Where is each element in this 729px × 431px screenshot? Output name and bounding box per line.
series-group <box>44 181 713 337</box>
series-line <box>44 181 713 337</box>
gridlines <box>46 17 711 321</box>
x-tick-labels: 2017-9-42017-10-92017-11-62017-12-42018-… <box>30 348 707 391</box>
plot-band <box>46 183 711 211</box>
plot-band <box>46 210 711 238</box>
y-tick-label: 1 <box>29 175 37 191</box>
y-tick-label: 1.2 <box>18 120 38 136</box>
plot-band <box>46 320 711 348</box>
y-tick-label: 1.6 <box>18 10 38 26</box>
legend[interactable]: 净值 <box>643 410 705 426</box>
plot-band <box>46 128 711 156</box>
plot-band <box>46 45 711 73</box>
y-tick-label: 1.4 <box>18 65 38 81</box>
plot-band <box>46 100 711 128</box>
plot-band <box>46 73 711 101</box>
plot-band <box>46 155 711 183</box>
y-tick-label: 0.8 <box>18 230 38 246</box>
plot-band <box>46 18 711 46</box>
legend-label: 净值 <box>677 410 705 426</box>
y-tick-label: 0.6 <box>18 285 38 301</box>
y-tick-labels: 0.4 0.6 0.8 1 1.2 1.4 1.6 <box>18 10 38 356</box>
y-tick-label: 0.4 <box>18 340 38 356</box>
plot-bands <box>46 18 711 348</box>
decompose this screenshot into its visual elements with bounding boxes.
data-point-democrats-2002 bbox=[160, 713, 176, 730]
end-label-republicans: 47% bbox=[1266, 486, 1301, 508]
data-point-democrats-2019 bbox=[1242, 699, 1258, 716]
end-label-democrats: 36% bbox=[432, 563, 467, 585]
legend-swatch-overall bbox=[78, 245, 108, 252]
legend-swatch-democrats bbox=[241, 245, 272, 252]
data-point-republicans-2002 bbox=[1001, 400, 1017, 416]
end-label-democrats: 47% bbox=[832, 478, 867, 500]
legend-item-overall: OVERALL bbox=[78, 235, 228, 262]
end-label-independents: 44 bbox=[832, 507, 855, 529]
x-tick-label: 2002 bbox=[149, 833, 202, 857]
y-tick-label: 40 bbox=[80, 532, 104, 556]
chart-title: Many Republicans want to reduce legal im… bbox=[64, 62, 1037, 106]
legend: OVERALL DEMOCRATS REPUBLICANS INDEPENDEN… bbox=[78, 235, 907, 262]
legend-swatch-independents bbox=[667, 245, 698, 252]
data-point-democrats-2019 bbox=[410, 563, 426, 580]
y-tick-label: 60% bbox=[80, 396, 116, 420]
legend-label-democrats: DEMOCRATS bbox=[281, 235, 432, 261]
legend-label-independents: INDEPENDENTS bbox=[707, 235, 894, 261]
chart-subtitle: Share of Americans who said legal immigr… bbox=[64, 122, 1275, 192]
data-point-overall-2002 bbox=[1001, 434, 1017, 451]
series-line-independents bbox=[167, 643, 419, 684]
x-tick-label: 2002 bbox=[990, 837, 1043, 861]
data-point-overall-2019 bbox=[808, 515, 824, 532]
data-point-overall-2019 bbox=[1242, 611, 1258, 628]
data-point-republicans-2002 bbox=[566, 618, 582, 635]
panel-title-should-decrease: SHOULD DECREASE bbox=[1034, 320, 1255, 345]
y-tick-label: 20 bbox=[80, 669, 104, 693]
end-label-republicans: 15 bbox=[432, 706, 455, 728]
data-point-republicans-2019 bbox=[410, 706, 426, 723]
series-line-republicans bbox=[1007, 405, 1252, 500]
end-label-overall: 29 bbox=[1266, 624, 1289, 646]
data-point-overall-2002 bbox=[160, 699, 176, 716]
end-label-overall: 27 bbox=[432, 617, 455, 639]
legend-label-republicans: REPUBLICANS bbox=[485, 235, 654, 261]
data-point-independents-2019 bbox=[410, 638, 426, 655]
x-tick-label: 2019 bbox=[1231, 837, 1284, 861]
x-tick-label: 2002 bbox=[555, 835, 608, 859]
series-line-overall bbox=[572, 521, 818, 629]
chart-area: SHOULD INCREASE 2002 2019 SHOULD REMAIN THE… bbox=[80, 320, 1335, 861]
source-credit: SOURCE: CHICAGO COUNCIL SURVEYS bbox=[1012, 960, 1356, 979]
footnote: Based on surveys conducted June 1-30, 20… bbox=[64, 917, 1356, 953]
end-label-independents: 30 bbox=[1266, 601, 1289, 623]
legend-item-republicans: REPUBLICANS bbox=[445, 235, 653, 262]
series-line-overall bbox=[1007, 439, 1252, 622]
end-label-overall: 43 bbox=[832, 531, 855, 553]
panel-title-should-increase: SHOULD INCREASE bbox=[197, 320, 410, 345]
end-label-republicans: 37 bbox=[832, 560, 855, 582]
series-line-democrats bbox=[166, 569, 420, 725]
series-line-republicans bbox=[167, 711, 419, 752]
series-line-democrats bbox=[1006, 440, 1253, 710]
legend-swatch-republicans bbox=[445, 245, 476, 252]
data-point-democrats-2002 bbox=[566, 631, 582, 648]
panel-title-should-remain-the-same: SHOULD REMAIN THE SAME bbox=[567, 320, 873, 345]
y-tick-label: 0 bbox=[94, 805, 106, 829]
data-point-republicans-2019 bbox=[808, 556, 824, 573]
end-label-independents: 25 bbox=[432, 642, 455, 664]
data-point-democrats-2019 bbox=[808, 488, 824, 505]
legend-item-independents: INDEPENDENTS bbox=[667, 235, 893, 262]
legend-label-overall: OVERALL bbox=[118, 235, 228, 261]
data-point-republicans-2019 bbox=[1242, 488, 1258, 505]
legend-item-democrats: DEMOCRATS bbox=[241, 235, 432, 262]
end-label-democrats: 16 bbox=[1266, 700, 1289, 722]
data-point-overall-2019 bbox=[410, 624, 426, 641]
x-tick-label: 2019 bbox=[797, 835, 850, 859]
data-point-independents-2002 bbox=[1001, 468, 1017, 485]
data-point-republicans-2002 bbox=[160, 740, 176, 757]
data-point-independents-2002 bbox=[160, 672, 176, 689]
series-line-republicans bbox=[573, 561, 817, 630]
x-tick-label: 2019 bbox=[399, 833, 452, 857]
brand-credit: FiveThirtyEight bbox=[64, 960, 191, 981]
■ ■ ■ ■
O exercício: Renomeie "legend-swatch" para "legend-marker" em todos os itens acima. Reproduza-os sem nenhuma outra alteração.

Resposta completa:
Where is each element in this 729px × 431px screenshot? Output name and bounding box per line.
series-group <box>44 181 713 337</box>
series-line <box>44 181 713 337</box>
gridlines <box>46 17 711 321</box>
x-tick-labels: 2017-9-42017-10-92017-11-62017-12-42018-… <box>30 348 707 391</box>
plot-band <box>46 183 711 211</box>
plot-band <box>46 210 711 238</box>
y-tick-label: 1 <box>29 175 37 191</box>
y-tick-label: 1.2 <box>18 120 38 136</box>
plot-band <box>46 320 711 348</box>
y-tick-label: 1.6 <box>18 10 38 26</box>
legend[interactable]: 净值 <box>643 410 705 426</box>
plot-band <box>46 128 711 156</box>
plot-band <box>46 45 711 73</box>
y-tick-label: 1.4 <box>18 65 38 81</box>
plot-band <box>46 100 711 128</box>
plot-band <box>46 73 711 101</box>
plot-band <box>46 155 711 183</box>
y-tick-label: 0.8 <box>18 230 38 246</box>
plot-band <box>46 18 711 46</box>
legend-label: 净值 <box>677 410 705 426</box>
y-tick-label: 0.6 <box>18 285 38 301</box>
y-tick-labels: 0.4 0.6 0.8 1 1.2 1.4 1.6 <box>18 10 38 356</box>
y-tick-label: 0.4 <box>18 340 38 356</box>
plot-bands <box>46 18 711 348</box>
decompose this screenshot into its visual elements with bounding boxes.
data-point-democrats-2002 bbox=[160, 713, 176, 730]
end-label-republicans: 47% bbox=[1266, 486, 1301, 508]
data-point-democrats-2019 bbox=[1242, 699, 1258, 716]
end-label-democrats: 36% bbox=[432, 563, 467, 585]
legend-marker-overall bbox=[78, 245, 108, 252]
legend-marker-democrats bbox=[241, 245, 272, 252]
data-point-republicans-2002 bbox=[1001, 400, 1017, 416]
end-label-democrats: 47% bbox=[832, 478, 867, 500]
legend-item-overall: OVERALL bbox=[78, 235, 228, 262]
end-label-independents: 44 bbox=[832, 507, 855, 529]
x-tick-label: 2002 bbox=[149, 833, 202, 857]
y-tick-label: 40 bbox=[80, 532, 104, 556]
chart-title: Many Republicans want to reduce legal im… bbox=[64, 62, 1037, 106]
legend: OVERALL DEMOCRATS REPUBLICANS INDEPENDEN… bbox=[78, 235, 907, 262]
legend-marker-independents bbox=[667, 245, 698, 252]
data-point-democrats-2019 bbox=[410, 563, 426, 580]
y-tick-label: 60% bbox=[80, 396, 116, 420]
legend-label-democrats: DEMOCRATS bbox=[281, 235, 432, 261]
legend-label-independents: INDEPENDENTS bbox=[707, 235, 894, 261]
chart-subtitle: Share of Americans who said legal immigr… bbox=[64, 122, 1275, 192]
data-point-overall-2002 bbox=[1001, 434, 1017, 451]
series-line-independents bbox=[167, 643, 419, 684]
x-tick-label: 2002 bbox=[990, 837, 1043, 861]
data-point-overall-2019 bbox=[808, 515, 824, 532]
data-point-overall-2019 bbox=[1242, 611, 1258, 628]
data-point-republicans-2002 bbox=[566, 618, 582, 635]
panel-title-should-decrease: SHOULD DECREASE bbox=[1034, 320, 1255, 345]
y-tick-label: 20 bbox=[80, 669, 104, 693]
end-label-republicans: 15 bbox=[432, 706, 455, 728]
data-point-republicans-2019 bbox=[410, 706, 426, 723]
series-line-republicans bbox=[1007, 405, 1252, 500]
end-label-overall: 29 bbox=[1266, 624, 1289, 646]
data-point-overall-2002 bbox=[160, 699, 176, 716]
end-label-overall: 27 bbox=[432, 617, 455, 639]
legend-label-republicans: REPUBLICANS bbox=[485, 235, 654, 261]
data-point-independents-2019 bbox=[410, 638, 426, 655]
x-tick-label: 2019 bbox=[1231, 837, 1284, 861]
x-tick-label: 2002 bbox=[555, 835, 608, 859]
series-line-overall bbox=[572, 521, 818, 629]
chart-area: SHOULD INCREASE 2002 2019 SHOULD REMAIN THE… bbox=[80, 320, 1335, 861]
source-credit: SOURCE: CHICAGO COUNCIL SURVEYS bbox=[1012, 960, 1356, 979]
footnote: Based on surveys conducted June 1-30, 20… bbox=[64, 917, 1356, 953]
end-label-independents: 30 bbox=[1266, 601, 1289, 623]
legend-item-republicans: REPUBLICANS bbox=[445, 235, 653, 262]
series-line-overall bbox=[1007, 439, 1252, 622]
end-label-overall: 43 bbox=[832, 531, 855, 553]
panel-title-should-increase: SHOULD INCREASE bbox=[197, 320, 410, 345]
end-label-republicans: 37 bbox=[832, 560, 855, 582]
series-line-democrats bbox=[166, 569, 420, 725]
series-line-republicans bbox=[167, 711, 419, 752]
series-line-democrats bbox=[1006, 440, 1253, 710]
legend-marker-republicans bbox=[445, 245, 476, 252]
data-point-democrats-2002 bbox=[566, 631, 582, 648]
panel-title-should-remain-the-same: SHOULD REMAIN THE SAME bbox=[567, 320, 873, 345]
y-tick-label: 0 bbox=[94, 805, 106, 829]
data-point-republicans-2019 bbox=[808, 556, 824, 573]
end-label-independents: 25 bbox=[432, 642, 455, 664]
data-point-democrats-2019 bbox=[808, 488, 824, 505]
legend-item-independents: INDEPENDENTS bbox=[667, 235, 893, 262]
legend-label-overall: OVERALL bbox=[118, 235, 228, 261]
data-point-republicans-2019 bbox=[1242, 488, 1258, 505]
legend-item-democrats: DEMOCRATS bbox=[241, 235, 432, 262]
end-label-democrats: 16 bbox=[1266, 700, 1289, 722]
data-point-overall-2019 bbox=[410, 624, 426, 641]
x-tick-label: 2019 bbox=[797, 835, 850, 859]
data-point-independents-2002 bbox=[1001, 468, 1017, 485]
data-point-republicans-2002 bbox=[160, 740, 176, 757]
data-point-independents-2002 bbox=[160, 672, 176, 689]
series-line-republicans bbox=[573, 561, 817, 630]
x-tick-label: 2019 bbox=[399, 833, 452, 857]
brand-credit: FiveThirtyEight bbox=[64, 960, 191, 981]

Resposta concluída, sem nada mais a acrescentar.